[Objective] Retype the data below without altering anything.

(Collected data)

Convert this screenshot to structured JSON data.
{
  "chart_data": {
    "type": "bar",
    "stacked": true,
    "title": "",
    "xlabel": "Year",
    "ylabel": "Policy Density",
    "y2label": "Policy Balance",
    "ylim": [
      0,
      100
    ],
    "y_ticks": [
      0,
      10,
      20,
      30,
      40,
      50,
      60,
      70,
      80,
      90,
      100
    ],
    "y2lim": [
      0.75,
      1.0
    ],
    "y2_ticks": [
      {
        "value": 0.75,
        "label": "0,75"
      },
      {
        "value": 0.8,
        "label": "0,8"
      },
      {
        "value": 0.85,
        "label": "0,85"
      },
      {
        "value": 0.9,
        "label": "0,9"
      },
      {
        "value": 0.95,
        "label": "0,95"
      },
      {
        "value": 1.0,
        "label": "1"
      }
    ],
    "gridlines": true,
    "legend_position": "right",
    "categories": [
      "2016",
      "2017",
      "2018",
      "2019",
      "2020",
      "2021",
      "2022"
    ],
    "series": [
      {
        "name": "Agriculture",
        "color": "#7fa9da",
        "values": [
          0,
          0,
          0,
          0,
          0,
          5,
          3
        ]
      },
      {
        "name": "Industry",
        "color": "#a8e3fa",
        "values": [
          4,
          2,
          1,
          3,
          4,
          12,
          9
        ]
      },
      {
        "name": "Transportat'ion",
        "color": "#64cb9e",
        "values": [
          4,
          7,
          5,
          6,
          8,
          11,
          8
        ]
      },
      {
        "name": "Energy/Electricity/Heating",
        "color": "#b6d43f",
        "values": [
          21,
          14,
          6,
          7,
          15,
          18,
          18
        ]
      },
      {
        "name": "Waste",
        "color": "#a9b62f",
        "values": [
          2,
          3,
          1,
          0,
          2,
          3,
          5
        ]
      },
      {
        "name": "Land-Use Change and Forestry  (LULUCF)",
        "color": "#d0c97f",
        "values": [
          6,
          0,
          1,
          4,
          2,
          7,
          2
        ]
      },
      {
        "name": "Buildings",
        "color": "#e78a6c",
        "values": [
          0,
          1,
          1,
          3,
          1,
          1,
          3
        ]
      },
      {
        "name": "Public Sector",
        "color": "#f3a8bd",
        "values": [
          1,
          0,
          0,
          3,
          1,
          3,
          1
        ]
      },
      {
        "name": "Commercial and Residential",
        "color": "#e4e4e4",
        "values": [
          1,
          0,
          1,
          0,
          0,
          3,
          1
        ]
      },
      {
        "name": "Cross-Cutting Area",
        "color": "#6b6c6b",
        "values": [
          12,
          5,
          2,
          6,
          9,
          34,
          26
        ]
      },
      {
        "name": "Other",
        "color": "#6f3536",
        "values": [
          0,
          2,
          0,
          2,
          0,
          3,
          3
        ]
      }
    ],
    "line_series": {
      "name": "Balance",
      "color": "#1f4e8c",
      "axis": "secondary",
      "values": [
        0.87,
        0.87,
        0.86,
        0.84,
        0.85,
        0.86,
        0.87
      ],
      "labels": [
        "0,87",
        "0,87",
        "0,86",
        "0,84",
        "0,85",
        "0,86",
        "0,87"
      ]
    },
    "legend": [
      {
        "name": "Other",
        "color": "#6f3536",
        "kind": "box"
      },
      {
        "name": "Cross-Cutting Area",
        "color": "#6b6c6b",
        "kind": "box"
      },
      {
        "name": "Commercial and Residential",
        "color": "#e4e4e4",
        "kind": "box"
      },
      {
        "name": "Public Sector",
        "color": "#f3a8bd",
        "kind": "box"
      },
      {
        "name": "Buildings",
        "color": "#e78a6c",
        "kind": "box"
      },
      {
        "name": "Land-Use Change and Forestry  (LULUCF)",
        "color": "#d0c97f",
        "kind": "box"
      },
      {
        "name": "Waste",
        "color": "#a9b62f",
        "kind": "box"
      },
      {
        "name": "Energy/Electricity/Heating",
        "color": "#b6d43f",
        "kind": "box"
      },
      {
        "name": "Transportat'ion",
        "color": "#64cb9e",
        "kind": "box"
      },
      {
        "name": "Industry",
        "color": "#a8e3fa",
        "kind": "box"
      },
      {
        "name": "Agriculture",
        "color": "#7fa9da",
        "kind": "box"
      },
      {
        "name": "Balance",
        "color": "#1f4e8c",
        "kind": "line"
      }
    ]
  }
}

[Task output]
Convert this screenshot to structured JSON data.
{
  "chart_data": {
    "type": "bar",
    "stacked": true,
    "title": "",
    "xlabel": "Year",
    "ylabel": "Policy Density",
    "y2label": "Policy Balance",
    "ylim": [
      0,
      100
    ],
    "y_ticks": [
      0,
      10,
      20,
      30,
      40,
      50,
      60,
      70,
      80,
      90,
      100
    ],
    "y2lim": [
      0.75,
      1.0
    ],
    "y2_ticks": [
      {
        "value": 0.75,
        "label": "0,75"
      },
      {
        "value": 0.8,
        "label": "0,8"
      },
      {
        "value": 0.85,
        "label": "0,85"
      },
      {
        "value": 0.9,
        "label": "0,9"
      },
      {
        "value": 0.95,
        "label": "0,95"
      },
      {
        "value": 1.0,
        "label": "1"
      }
    ],
    "gridlines": true,
    "legend_position": "right",
    "categories": [
      "2016",
      "2017",
      "2018",
      "2019",
      "2020",
      "2021",
      "2022"
    ],
    "series": [
      {
        "name": "Agriculture",
        "color": "#7fa9da",
        "values": [
          0,
          0,
          0,
          0,
          0,
          5,
          3
        ]
      },
      {
        "name": "Industry",
        "color": "#a8e3fa",
        "values": [
          4,
          2,
          1,
          3,
          4,
          12,
          9
        ]
      },
      {
        "name": "Transportat'ion",
        "color": "#64cb9e",
        "values": [
          4,
          7,
          5,
          6,
          8,
          11,
          8
        ]
      },
      {
        "name": "Energy/Electricity/Heating",
        "color": "#b6d43f",
        "values": [
          21,
          14,
          6,
          7,
          15,
          18,
          18
        ]
      },
      {
        "name": "Waste",
        "color": "#a9b62f",
        "values": [
          2,
          3,
          1,
          0,
          2,
          3,
          5
        ]
      },
      {
        "name": "Land-Use Change and Forestry  (LULUCF)",
        "color": "#d0c97f",
        "values": [
          6,
          0,
          1,
          4,
          2,
          7,
          2
        ]
      },
      {
        "name": "Buildings",
        "color": "#e78a6c",
        "values": [
          0,
          1,
          1,
          3,
          1,
          1,
          3
        ]
      },
      {
        "name": "Public Sector",
        "color": "#f3a8bd",
        "values": [
          1,
          0,
          0,
          3,
          1,
          3,
          1
        ]
      },
      {
        "name": "Commercial and Residential",
        "color": "#e4e4e4",
        "values": [
          1,
          0,
          1,
          0,
          0,
          3,
          1
        ]
      },
      {
        "name": "Cross-Cutting Area",
        "color": "#6b6c6b",
        "values": [
          12,
          5,
          2,
          6,
          9,
          34,
          26
        ]
      },
      {
        "name": "Other",
        "color": "#6f3536",
        "values": [
          0,
          2,
          0,
          2,
          0,
          3,
          3
        ]
      }
    ],
    "line_series": {
      "name": "Balance",
      "color": "#1f4e8c",
      "axis": "secondary",
      "values": [
        0.87,
        0.87,
        0.86,
        0.84,
        0.85,
        0.86,
        0.87
      ],
      "labels": [
        "0,87",
        "0,87",
        "0,86",
        "0,84",
        "0,85",
        "0,86",
        "0,87"
      ]
    },
    "legend": [
      {
        "name": "Other",
        "color": "#6f3536",
        "kind": "box"
      },
      {
        "name": "Cross-Cutting Area",
        "color": "#6b6c6b",
        "kind": "box"
      },
      {
        "name": "Commercial and Residential",
        "color": "#e4e4e4",
        "kind": "box"
      },
      {
        "name": "Public Sector",
        "color": "#f3a8bd",
        "kind": "box"
      },
      {
        "name": "Buildings",
        "color": "#e78a6c",
        "kind": "box"
      },
      {
        "name": "Land-Use Change and Forestry  (LULUCF)",
        "color": "#d0c97f",
        "kind": "box"
      },
      {
        "name": "Waste",
        "color": "#a9b62f",
        "kind": "box"
      },
      {
        "name": "Energy/Electricity/Heating",
        "color": "#b6d43f",
        "kind": "box"
      },
      {
        "name": "Transportat'ion",
        "color": "#64cb9e",
        "kind": "box"
      },
      {
        "name": "Industry",
        "color": "#a8e3fa",
        "kind": "box"
      },
      {
        "name": "Agriculture",
        "color": "#7fa9da",
        "kind": "box"
      },
      {
        "name": "Balance",
        "color": "#1f4e8c",
        "kind": "line"
      }
    ]
  }
}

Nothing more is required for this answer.